Records from a dataset
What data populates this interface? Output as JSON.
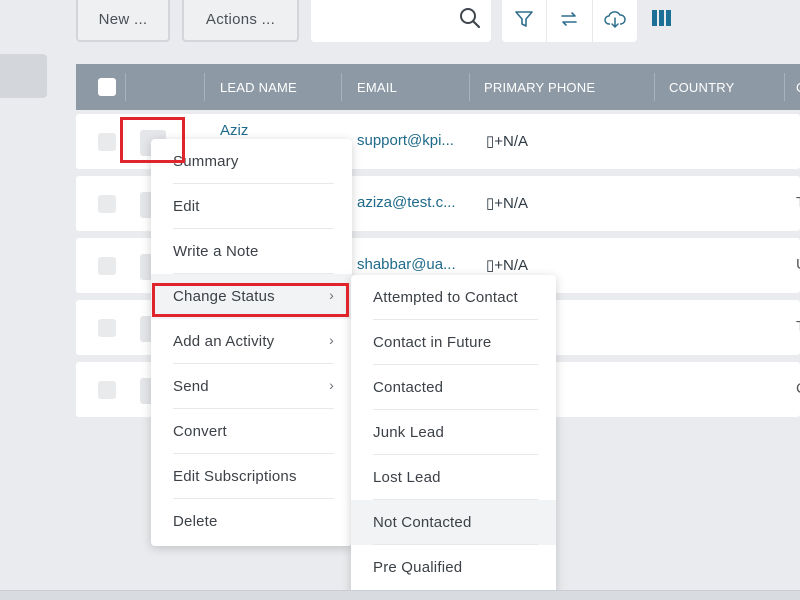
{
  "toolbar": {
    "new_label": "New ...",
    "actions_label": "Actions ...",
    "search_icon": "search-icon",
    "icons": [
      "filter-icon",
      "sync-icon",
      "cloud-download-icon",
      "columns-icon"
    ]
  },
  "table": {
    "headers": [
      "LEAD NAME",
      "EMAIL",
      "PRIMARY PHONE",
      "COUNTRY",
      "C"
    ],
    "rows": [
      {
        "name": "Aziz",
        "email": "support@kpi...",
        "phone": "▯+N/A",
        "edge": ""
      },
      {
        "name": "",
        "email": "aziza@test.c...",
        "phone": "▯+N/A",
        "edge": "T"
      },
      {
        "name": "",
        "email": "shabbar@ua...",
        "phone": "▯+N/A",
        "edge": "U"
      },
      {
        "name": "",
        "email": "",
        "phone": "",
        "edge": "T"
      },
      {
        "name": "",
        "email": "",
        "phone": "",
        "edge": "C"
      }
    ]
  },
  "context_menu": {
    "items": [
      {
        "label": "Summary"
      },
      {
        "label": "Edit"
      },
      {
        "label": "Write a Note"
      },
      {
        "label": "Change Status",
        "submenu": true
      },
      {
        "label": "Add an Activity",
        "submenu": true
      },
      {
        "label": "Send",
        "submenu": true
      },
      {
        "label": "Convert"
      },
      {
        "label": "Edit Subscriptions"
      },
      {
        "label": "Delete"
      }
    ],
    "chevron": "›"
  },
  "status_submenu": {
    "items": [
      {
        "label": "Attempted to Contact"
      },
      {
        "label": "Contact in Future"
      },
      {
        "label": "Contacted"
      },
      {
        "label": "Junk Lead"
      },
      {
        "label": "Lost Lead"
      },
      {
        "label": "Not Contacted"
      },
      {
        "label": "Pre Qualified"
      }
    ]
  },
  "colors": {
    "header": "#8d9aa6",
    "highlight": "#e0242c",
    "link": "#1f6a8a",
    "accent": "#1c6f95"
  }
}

▶ Request
Tell how many lines in the material above include the word "Edit", giving the number only.

▶ Response for this exercise
2